_Set task_. Make an exact copy of all the entries, but do not reproduce the pictures.

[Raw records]
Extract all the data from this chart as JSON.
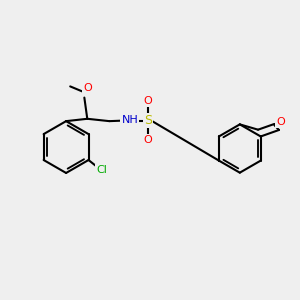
{
  "bg_color": "#efefef",
  "bond_color": "#000000",
  "line_width": 1.5,
  "fig_size": [
    3.0,
    3.0
  ],
  "dpi": 100,
  "colors": {
    "Cl": "#00aa00",
    "O": "#ff0000",
    "N": "#0000cc",
    "S": "#bbbb00",
    "C": "#000000",
    "H": "#888888"
  }
}
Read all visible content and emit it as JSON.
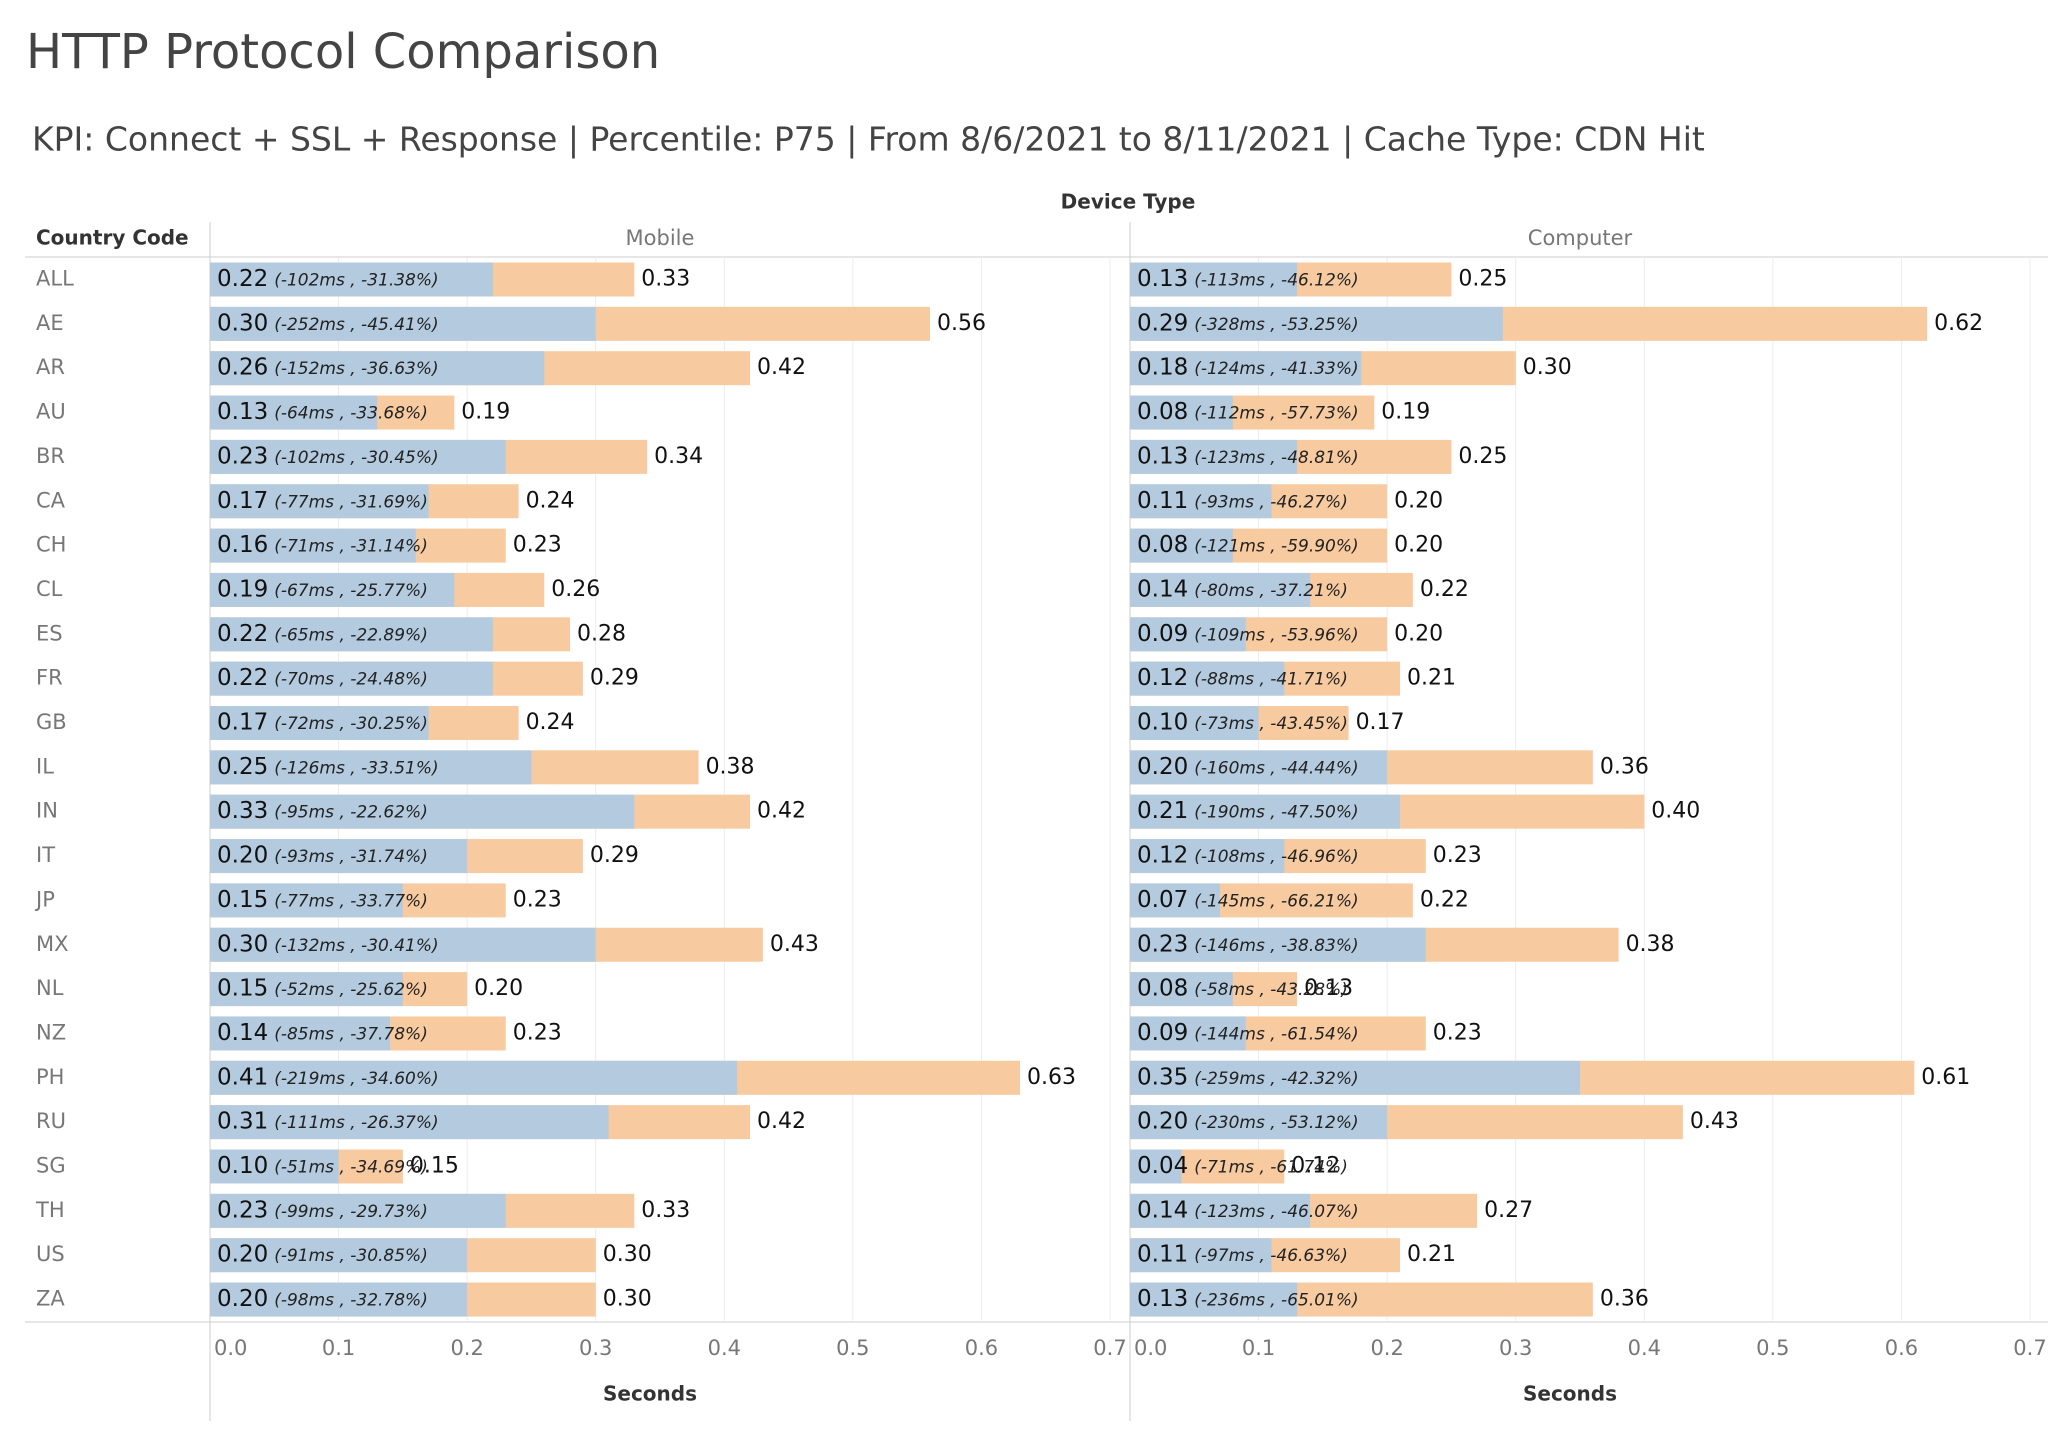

_Task response_.
Extract all the data from this chart as JSON.
{
  "bg_color": "#efefef",
  "bond_color": "#000000",
  "line_width": 1.5,
  "fig_size": [
    3.0,
    3.0
  ],
  "dpi": 100,
  "colors": {
    "Cl": "#00aa00",
    "O": "#ff0000",
    "N": "#0000cc",
    "S": "#bbbb00",
    "C": "#000000",
    "H": "#888888"
  }
}
Read all visible content and emit it as JSON.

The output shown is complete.